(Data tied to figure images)
**********

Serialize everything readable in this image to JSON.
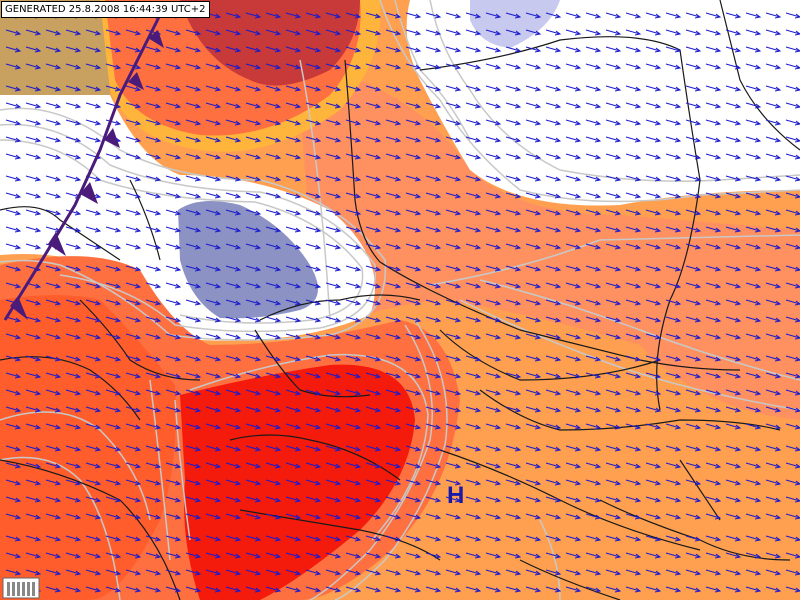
{
  "stamp": {
    "text": "GENERATED 25.8.2008 16:44:39 UTC+2"
  },
  "pressure_centers": [
    {
      "label": "H",
      "kind": "high"
    }
  ],
  "field": {
    "palette": {
      "ocean": "#c8a060",
      "white": "#ffffff",
      "cold_blue": "#8c93c4",
      "light_blue": "#c7c9ee",
      "salmon": "#ff9060",
      "light_orange": "#ffa050",
      "orange_red": "#ff5e2c",
      "red": "#f51b0c",
      "dark_red": "#c83a3a",
      "gold": "#ffb53c",
      "isoline": "#c8c8c8",
      "border": "#1a1a1a",
      "wind_arrow": "#1a1acc",
      "front": "#4a1b7a",
      "high_label": "#1a1aaa"
    }
  },
  "front": {
    "type": "cold-front"
  },
  "wind": {
    "direction": "ESE",
    "symbol": "arrow"
  },
  "legend": {
    "icon": "bars-icon"
  }
}
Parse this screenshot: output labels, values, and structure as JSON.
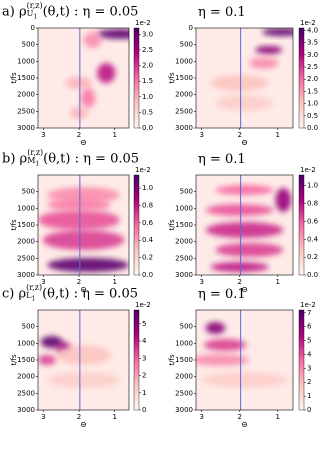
{
  "figure": {
    "ylabel": "t/fs",
    "xlabel": "Θ",
    "xticks": [
      3,
      2,
      1
    ],
    "xlim": [
      3.15,
      0.6
    ],
    "ylim": [
      0,
      3000
    ],
    "symbol": "ρ",
    "sup": "(r,z)",
    "args": "(θ,t)",
    "eta_left": ": η = 0.05",
    "eta_right": "η = 0.1",
    "rows": [
      {
        "letter": "a)",
        "sub": "U",
        "subidx": "1",
        "yticks": [
          0,
          500,
          1000,
          1500,
          2000,
          2500,
          3000
        ],
        "left": {
          "exponent": "1e-2",
          "clim": [
            0,
            3.2
          ],
          "cticks": [
            {
              "value": 0,
              "label": "0.0"
            },
            {
              "value": 0.5,
              "label": "0.5"
            },
            {
              "value": 1,
              "label": "1.0"
            },
            {
              "value": 1.5,
              "label": "1.5"
            },
            {
              "value": 2,
              "label": "2.0"
            },
            {
              "value": 2.5,
              "label": "2.5"
            },
            {
              "value": 3,
              "label": "3.0"
            }
          ]
        },
        "right": {
          "exponent": "1e-2",
          "clim": [
            0,
            4.1
          ],
          "cticks": [
            {
              "value": 0,
              "label": "0.0"
            },
            {
              "value": 0.5,
              "label": "0.5"
            },
            {
              "value": 1,
              "label": "1.0"
            },
            {
              "value": 1.5,
              "label": "1.5"
            },
            {
              "value": 2,
              "label": "2.0"
            },
            {
              "value": 2.5,
              "label": "2.5"
            },
            {
              "value": 3,
              "label": "3.0"
            },
            {
              "value": 3.5,
              "label": "3.5"
            },
            {
              "value": 4,
              "label": "4.0"
            }
          ]
        }
      },
      {
        "letter": "b)",
        "sub": "M",
        "subidx": "1",
        "yticks": [
          500,
          1000,
          1500,
          2000,
          2500,
          3000
        ],
        "left": {
          "exponent": "1e-2",
          "clim": [
            0,
            1.15
          ],
          "cticks": [
            {
              "value": 0,
              "label": "0.0"
            },
            {
              "value": 0.2,
              "label": "0.2"
            },
            {
              "value": 0.4,
              "label": "0.4"
            },
            {
              "value": 0.6,
              "label": "0.6"
            },
            {
              "value": 0.8,
              "label": "0.8"
            },
            {
              "value": 1,
              "label": "1.0"
            }
          ]
        },
        "right": {
          "exponent": "1e-2",
          "clim": [
            0,
            1.12
          ],
          "cticks": [
            {
              "value": 0,
              "label": "0.0"
            },
            {
              "value": 0.2,
              "label": "0.2"
            },
            {
              "value": 0.4,
              "label": "0.4"
            },
            {
              "value": 0.6,
              "label": "0.6"
            },
            {
              "value": 0.8,
              "label": "0.8"
            },
            {
              "value": 1,
              "label": "1.0"
            }
          ]
        }
      },
      {
        "letter": "c)",
        "sub": "L",
        "subidx": "1",
        "yticks": [
          500,
          1000,
          1500,
          2000,
          2500,
          3000
        ],
        "left": {
          "exponent": "1e-2",
          "clim": [
            0,
            5.8
          ],
          "cticks": [
            0,
            1,
            2,
            3,
            4,
            5
          ]
        },
        "right": {
          "exponent": "1e-2",
          "clim": [
            0,
            7.2
          ],
          "cticks": [
            0,
            1,
            2,
            3,
            4,
            5,
            6,
            7
          ]
        }
      }
    ]
  }
}
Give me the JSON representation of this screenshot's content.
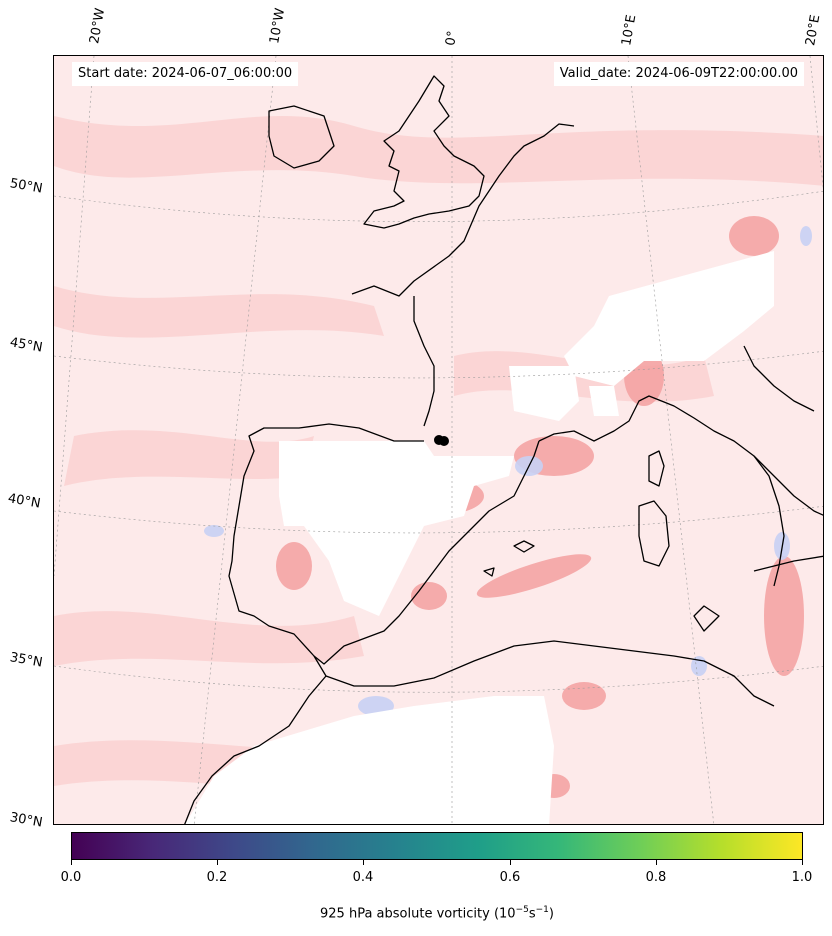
{
  "header": {
    "start_date": "Start date: 2024-06-07_06:00:00",
    "valid_date": "Valid_date: 2024-06-09T22:00:00.00"
  },
  "longitude_labels": [
    "20°W",
    "10°W",
    "0°",
    "10°E",
    "20°E"
  ],
  "latitude_labels": [
    "50°N",
    "45°N",
    "40°N",
    "35°N",
    "30°N"
  ],
  "colorbar": {
    "title_prefix": "925 hPa absolute vorticity (10",
    "title_exp1": "−5",
    "title_mid": "s",
    "title_exp2": "−1",
    "title_suffix": ")",
    "ticks": [
      "0.0",
      "0.2",
      "0.4",
      "0.6",
      "0.8",
      "1.0"
    ],
    "colormap": "viridis",
    "range": [
      0.0,
      1.0
    ]
  },
  "colors": {
    "positive_vorticity": "#f4a0a0",
    "negative_vorticity": "#c8d0f4",
    "background_field": "#fdeaea",
    "coastline": "#000000"
  },
  "marker": {
    "icon": "track-point-marker"
  }
}
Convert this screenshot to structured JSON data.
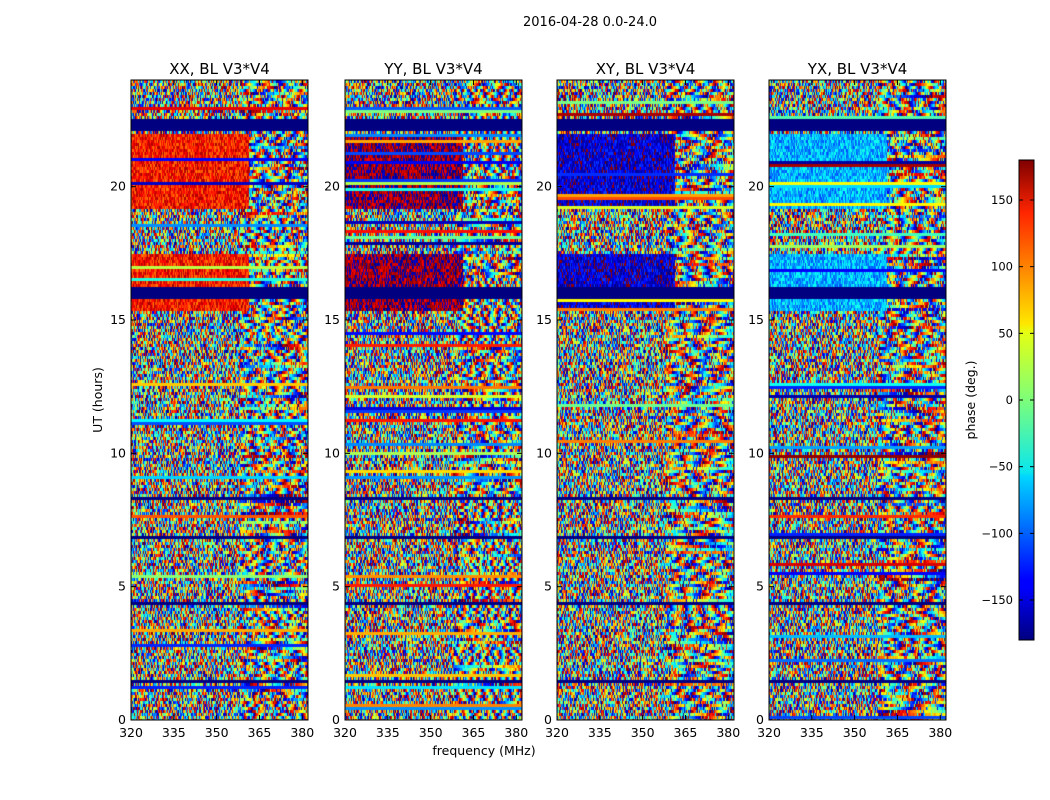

**********

**Problem to work on:**
Retype every record above exactly as written, but leave out the pictures.

**Reply to the exercise:**
Serialize everything readable in this image to JSON.
{
  "stamp": {
    "text": "GENERATED 25.8.2008 16:44:39 UTC+2"
  },
  "pressure_centers": [
    {
      "label": "H",
      "kind": "high"
    }
  ],
  "field": {
    "palette": {
      "ocean": "#c8a060",
      "white": "#ffffff",
      "cold_blue": "#8c93c4",
      "light_blue": "#c7c9ee",
      "salmon": "#ff9060",
      "light_orange": "#ffa050",
      "orange_red": "#ff5e2c",
      "red": "#f51b0c",
      "dark_red": "#c83a3a",
      "gold": "#ffb53c",
      "isoline": "#c8c8c8",
      "border": "#1a1a1a",
      "wind_arrow": "#1a1acc",
      "front": "#4a1b7a",
      "high_label": "#1a1aaa"
    }
  },
  "front": {
    "type": "cold-front"
  },
  "wind": {
    "direction": "ESE",
    "symbol": "arrow"
  },
  "legend": {
    "icon": "bars-icon"
  }
}
Parse this screenshot: output labels, values, and structure as JSON.
{
  "figure": {
    "ylabel": "t/fs",
    "xlabel": "Θ",
    "xticks": [
      3,
      2,
      1
    ],
    "xlim": [
      3.15,
      0.6
    ],
    "ylim": [
      0,
      3000
    ],
    "symbol": "ρ",
    "sup": "(r,z)",
    "args": "(θ,t)",
    "eta_left": ": η = 0.05",
    "eta_right": "η = 0.1",
    "rows": [
      {
        "letter": "a)",
        "sub": "U",
        "subidx": "1",
        "yticks": [
          0,
          500,
          1000,
          1500,
          2000,
          2500,
          3000
        ],
        "left": {
          "exponent": "1e-2",
          "clim": [
            0,
            3.2
          ],
          "cticks": [
            {
              "value": 0,
              "label": "0.0"
            },
            {
              "value": 0.5,
              "label": "0.5"
            },
            {
              "value": 1,
              "label": "1.0"
            },
            {
              "value": 1.5,
              "label": "1.5"
            },
            {
              "value": 2,
              "label": "2.0"
            },
            {
              "value": 2.5,
              "label": "2.5"
            },
            {
              "value": 3,
              "label": "3.0"
            }
          ]
        },
        "right": {
          "exponent": "1e-2",
          "clim": [
            0,
            4.1
          ],
          "cticks": [
            {
              "value": 0,
              "label": "0.0"
            },
            {
              "value": 0.5,
              "label": "0.5"
            },
            {
              "value": 1,
              "label": "1.0"
            },
            {
              "value": 1.5,
              "label": "1.5"
            },
            {
              "value": 2,
              "label": "2.0"
            },
            {
              "value": 2.5,
              "label": "2.5"
            },
            {
              "value": 3,
              "label": "3.0"
            },
            {
              "value": 3.5,
              "label": "3.5"
            },
            {
              "value": 4,
              "label": "4.0"
            }
          ]
        }
      },
      {
        "letter": "b)",
        "sub": "M",
        "subidx": "1",
        "yticks": [
          500,
          1000,
          1500,
          2000,
          2500,
          3000
        ],
        "left": {
          "exponent": "1e-2",
          "clim": [
            0,
            1.15
          ],
          "cticks": [
            {
              "value": 0,
              "label": "0.0"
            },
            {
              "value": 0.2,
              "label": "0.2"
            },
            {
              "value": 0.4,
              "label": "0.4"
            },
            {
              "value": 0.6,
              "label": "0.6"
            },
            {
              "value": 0.8,
              "label": "0.8"
            },
            {
              "value": 1,
              "label": "1.0"
            }
          ]
        },
        "right": {
          "exponent": "1e-2",
          "clim": [
            0,
            1.12
          ],
          "cticks": [
            {
              "value": 0,
              "label": "0.0"
            },
            {
              "value": 0.2,
              "label": "0.2"
            },
            {
              "value": 0.4,
              "label": "0.4"
            },
            {
              "value": 0.6,
              "label": "0.6"
            },
            {
              "value": 0.8,
              "label": "0.8"
            },
            {
              "value": 1,
              "label": "1.0"
            }
          ]
        }
      },
      {
        "letter": "c)",
        "sub": "L",
        "subidx": "1",
        "yticks": [
          500,
          1000,
          1500,
          2000,
          2500,
          3000
        ],
        "left": {
          "exponent": "1e-2",
          "clim": [
            0,
            5.8
          ],
          "cticks": [
            0,
            1,
            2,
            3,
            4,
            5
          ]
        },
        "right": {
          "exponent": "1e-2",
          "clim": [
            0,
            7.2
          ],
          "cticks": [
            0,
            1,
            2,
            3,
            4,
            5,
            6,
            7
          ]
        }
      }
    ]
  }
}
Give me the JSON representation of this screenshot's content.
{
  "header": {
    "start_date": "Start date: 2024-06-07_06:00:00",
    "valid_date": "Valid_date: 2024-06-09T22:00:00.00"
  },
  "longitude_labels": [
    "20°W",
    "10°W",
    "0°",
    "10°E",
    "20°E"
  ],
  "latitude_labels": [
    "50°N",
    "45°N",
    "40°N",
    "35°N",
    "30°N"
  ],
  "colorbar": {
    "title_prefix": "925 hPa absolute vorticity (10",
    "title_exp1": "−5",
    "title_mid": "s",
    "title_exp2": "−1",
    "title_suffix": ")",
    "ticks": [
      "0.0",
      "0.2",
      "0.4",
      "0.6",
      "0.8",
      "1.0"
    ],
    "colormap": "viridis",
    "range": [
      0.0,
      1.0
    ]
  },
  "colors": {
    "positive_vorticity": "#f4a0a0",
    "negative_vorticity": "#c8d0f4",
    "background_field": "#fdeaea",
    "coastline": "#000000"
  },
  "marker": {
    "icon": "track-point-marker"
  }
}
Convert this screenshot to structured JSON data.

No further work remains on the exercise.